■ **INPUT**:
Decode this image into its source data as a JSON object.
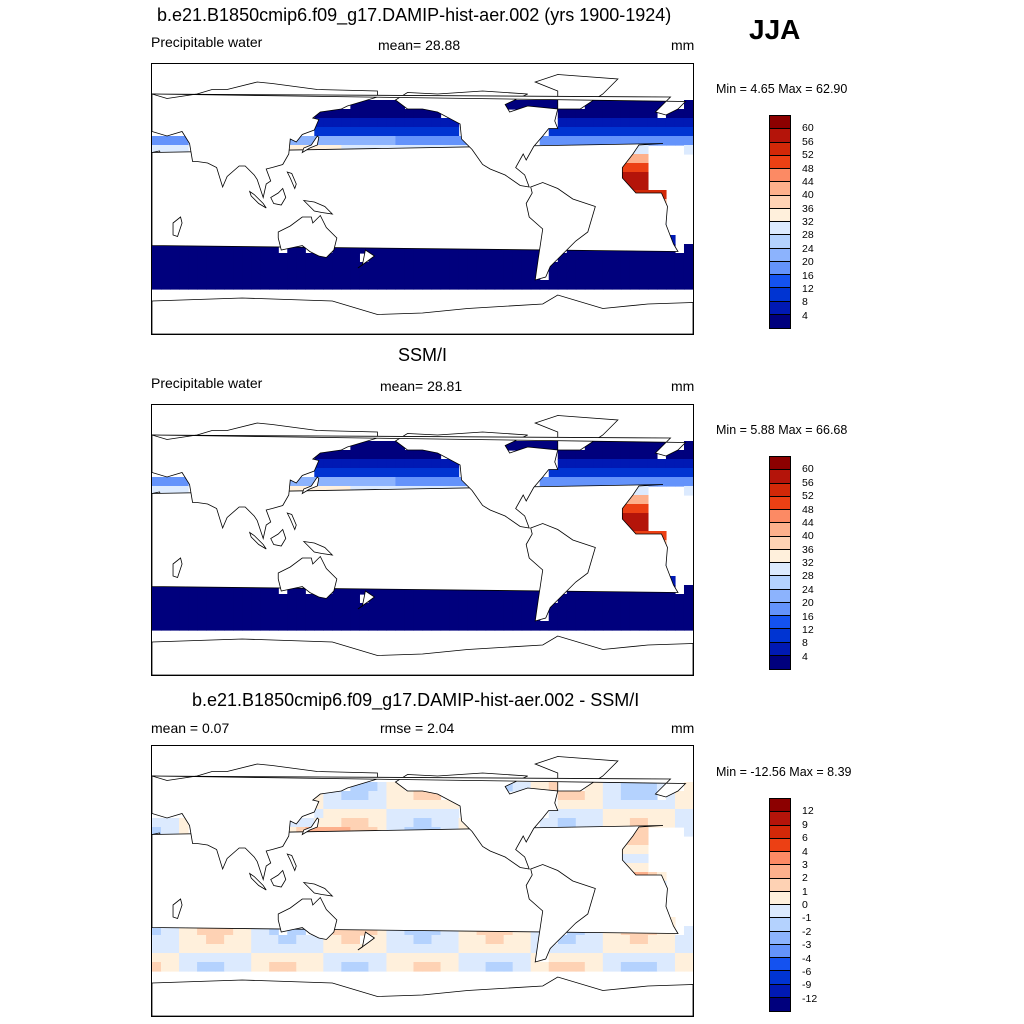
{
  "season": "JJA",
  "colors": {
    "wet": [
      "#00007d",
      "#0019b4",
      "#0034d2",
      "#1452f0",
      "#3c73fa",
      "#6493fb",
      "#8cb3fd",
      "#b4d2fe",
      "#dceafe",
      "#fff0dc",
      "#fed2b4",
      "#fdb08c",
      "#fc8a64",
      "#f8643c",
      "#ec4014",
      "#d22808",
      "#b4140a",
      "#8c0000"
    ],
    "diff": [
      "#00007d",
      "#0019b4",
      "#0034d2",
      "#1452f0",
      "#3c73fa",
      "#6493fb",
      "#8cb3fd",
      "#b4d2fe",
      "#dceafe",
      "#fff0dc",
      "#fed2b4",
      "#fdb08c",
      "#fc8a64",
      "#f8643c",
      "#ec4014",
      "#d22808",
      "#b4140a",
      "#8c0000"
    ]
  },
  "panels": [
    {
      "title": "b.e21.B1850cmip6.f09_g17.DAMIP-hist-aer.002 (yrs 1900-1924)",
      "left_label": "Precipitable water",
      "center_label": "mean=  28.88",
      "units": "mm",
      "minmax": "Min =   4.65 Max =  62.90",
      "colorbar_labels": [
        "60",
        "56",
        "52",
        "48",
        "44",
        "40",
        "36",
        "32",
        "28",
        "24",
        "20",
        "16",
        "12",
        "8",
        "4"
      ],
      "field": "model"
    },
    {
      "title": "SSM/I",
      "left_label": "Precipitable water",
      "center_label": "mean=  28.81",
      "units": "mm",
      "minmax": "Min =   5.88 Max =  66.68",
      "colorbar_labels": [
        "60",
        "56",
        "52",
        "48",
        "44",
        "40",
        "36",
        "32",
        "28",
        "24",
        "20",
        "16",
        "12",
        "8",
        "4"
      ],
      "field": "obs"
    },
    {
      "title": "b.e21.B1850cmip6.f09_g17.DAMIP-hist-aer.002 - SSM/I",
      "left_label": "mean =   0.07",
      "center_label": "rmse =   2.04",
      "units": "mm",
      "minmax": "Min = -12.56 Max =   8.39",
      "colorbar_labels": [
        "12",
        "9",
        "6",
        "4",
        "3",
        "2",
        "1",
        "0",
        "-1",
        "-2",
        "-3",
        "-4",
        "-6",
        "-9",
        "-12"
      ],
      "field": "diff"
    }
  ]
}
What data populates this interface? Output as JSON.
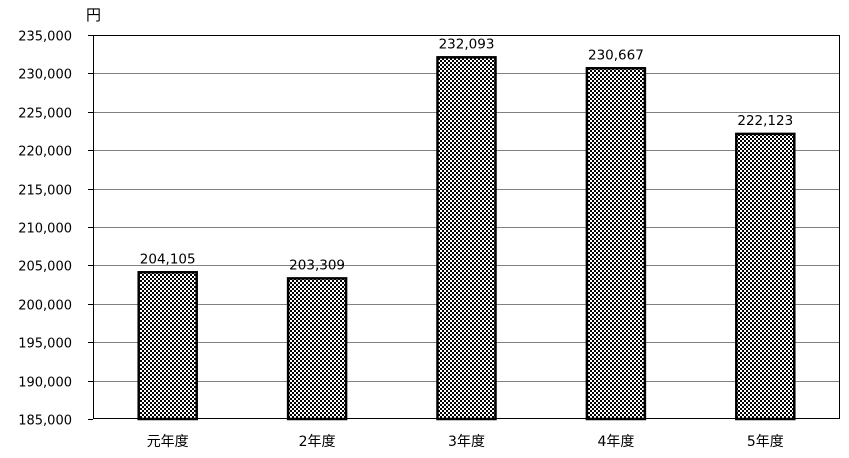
{
  "chart_data": {
    "type": "bar",
    "unit": "円",
    "categories": [
      "元年度",
      "2年度",
      "3年度",
      "4年度",
      "5年度"
    ],
    "series": [
      {
        "values": [
          204105,
          203309,
          232093,
          230667,
          222123
        ],
        "data_labels": [
          "204,105",
          "203,309",
          "232,093",
          "230,667",
          "222,123"
        ]
      }
    ],
    "ylim": [
      185000,
      235000
    ],
    "ytick_step": 5000,
    "ytick_labels": [
      "185,000",
      "190,000",
      "195,000",
      "200,000",
      "205,000",
      "210,000",
      "215,000",
      "220,000",
      "225,000",
      "230,000",
      "235,000"
    ],
    "grid": true,
    "legend": "none",
    "colors": {
      "bar_fill": "#7a7a7a",
      "bar_pattern_dark": "#000000",
      "bar_pattern_light": "#ffffff",
      "grid": "#808080",
      "axis": "#000000"
    }
  }
}
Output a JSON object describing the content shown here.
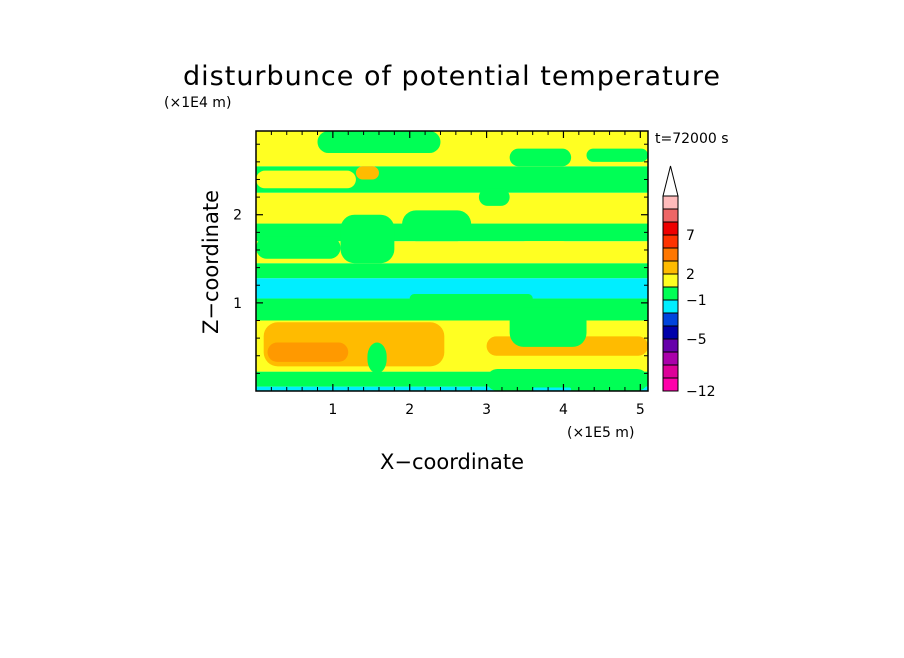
{
  "chart_data": {
    "type": "heatmap",
    "title": "disturbunce of potential temperature",
    "xlabel": "X−coordinate",
    "ylabel": "Z−coordinate",
    "x_unit": "(×1E5 m)",
    "y_unit": "(×1E4 m)",
    "time_label": "t=72000 s",
    "xlim": [
      0,
      5.1
    ],
    "ylim": [
      0,
      2.95
    ],
    "x_ticks": [
      {
        "value": 1,
        "label": "1"
      },
      {
        "value": 2,
        "label": "2"
      },
      {
        "value": 3,
        "label": "3"
      },
      {
        "value": 4,
        "label": "4"
      },
      {
        "value": 5,
        "label": "5"
      }
    ],
    "y_ticks": [
      {
        "value": 1,
        "label": "1"
      },
      {
        "value": 2,
        "label": "2"
      }
    ],
    "colorbar": {
      "levels": [
        {
          "color": "#ff00aa"
        },
        {
          "color": "#dd0099"
        },
        {
          "color": "#aa00aa"
        },
        {
          "color": "#6600aa"
        },
        {
          "color": "#0000aa"
        },
        {
          "color": "#0044dd"
        },
        {
          "color": "#00eeff"
        },
        {
          "color": "#00ff55"
        },
        {
          "color": "#ffff22"
        },
        {
          "color": "#ffbb00"
        },
        {
          "color": "#ff7700"
        },
        {
          "color": "#ff3300"
        },
        {
          "color": "#ee0000"
        },
        {
          "color": "#ee6666"
        },
        {
          "color": "#ffbbbb"
        }
      ],
      "labels": [
        {
          "text": "−12",
          "boundary": 0
        },
        {
          "text": "−5",
          "boundary": 4
        },
        {
          "text": "−1",
          "boundary": 7
        },
        {
          "text": "2",
          "boundary": 9
        },
        {
          "text": "7",
          "boundary": 12
        }
      ],
      "extend_max": true
    },
    "bands": [
      {
        "z0": 0.0,
        "z1": 0.05,
        "color": "#00eeff"
      },
      {
        "z0": 0.05,
        "z1": 0.22,
        "color": "#00ff55"
      },
      {
        "z0": 0.22,
        "z1": 0.8,
        "color": "#ffff22"
      },
      {
        "z0": 0.8,
        "z1": 1.05,
        "color": "#00ff55"
      },
      {
        "z0": 1.05,
        "z1": 1.28,
        "color": "#00eeff"
      },
      {
        "z0": 1.28,
        "z1": 1.45,
        "color": "#00ff55"
      },
      {
        "z0": 1.45,
        "z1": 1.7,
        "color": "#ffff22"
      },
      {
        "z0": 1.7,
        "z1": 1.9,
        "color": "#00ff55"
      },
      {
        "z0": 1.9,
        "z1": 2.25,
        "color": "#ffff22"
      },
      {
        "z0": 2.25,
        "z1": 2.55,
        "color": "#00ff55"
      },
      {
        "z0": 2.55,
        "z1": 2.95,
        "color": "#ffff22"
      }
    ],
    "patches": [
      {
        "x0": 0.1,
        "x1": 2.45,
        "z0": 0.28,
        "z1": 0.78,
        "color": "#ffbb00"
      },
      {
        "x0": 0.15,
        "x1": 1.2,
        "z0": 0.33,
        "z1": 0.55,
        "color": "#ff9900"
      },
      {
        "x0": 3.0,
        "x1": 5.1,
        "z0": 0.4,
        "z1": 0.62,
        "color": "#ffbb00"
      },
      {
        "x0": 1.45,
        "x1": 1.7,
        "z0": 0.2,
        "z1": 0.55,
        "color": "#00ff55"
      },
      {
        "x0": 3.3,
        "x1": 4.3,
        "z0": 0.5,
        "z1": 0.95,
        "color": "#00ff55"
      },
      {
        "x0": 3.0,
        "x1": 5.1,
        "z0": 0.0,
        "z1": 0.25,
        "color": "#00ff55"
      },
      {
        "x0": 3.6,
        "x1": 4.1,
        "z0": 0.0,
        "z1": 0.04,
        "color": "#00eeff"
      },
      {
        "x0": 2.0,
        "x1": 3.6,
        "z0": 1.0,
        "z1": 1.1,
        "color": "#00ff55"
      },
      {
        "x0": 0.0,
        "x1": 1.1,
        "z0": 1.5,
        "z1": 1.75,
        "color": "#00ff55"
      },
      {
        "x0": 1.1,
        "x1": 1.8,
        "z0": 1.45,
        "z1": 2.0,
        "color": "#00ff55"
      },
      {
        "x0": 1.9,
        "x1": 2.8,
        "z0": 1.7,
        "z1": 2.05,
        "color": "#00ff55"
      },
      {
        "x0": 3.4,
        "x1": 4.1,
        "z0": 1.5,
        "z1": 1.7,
        "color": "#ffff22"
      },
      {
        "x0": 0.0,
        "x1": 1.3,
        "z0": 2.3,
        "z1": 2.5,
        "color": "#ffff22"
      },
      {
        "x0": 1.3,
        "x1": 1.6,
        "z0": 2.4,
        "z1": 2.55,
        "color": "#ffbb00"
      },
      {
        "x0": 0.8,
        "x1": 2.4,
        "z0": 2.7,
        "z1": 2.95,
        "color": "#00ff55"
      },
      {
        "x0": 3.3,
        "x1": 4.1,
        "z0": 2.55,
        "z1": 2.75,
        "color": "#00ff55"
      },
      {
        "x0": 4.3,
        "x1": 5.1,
        "z0": 2.6,
        "z1": 2.75,
        "color": "#00ff55"
      },
      {
        "x0": 2.9,
        "x1": 3.3,
        "z0": 2.1,
        "z1": 2.3,
        "color": "#00ff55"
      }
    ]
  }
}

■ **WHAT THE EXERCISE ASKS**: Look through the data above. Find each line with the string "minmax" and copy it.

■ **EXERCISE OUTPUT**:
      "minmax": "Min =   4.65 Max =  62.90",
      "minmax": "Min =   5.88 Max =  66.68",
      "minmax": "Min = -12.56 Max =   8.39",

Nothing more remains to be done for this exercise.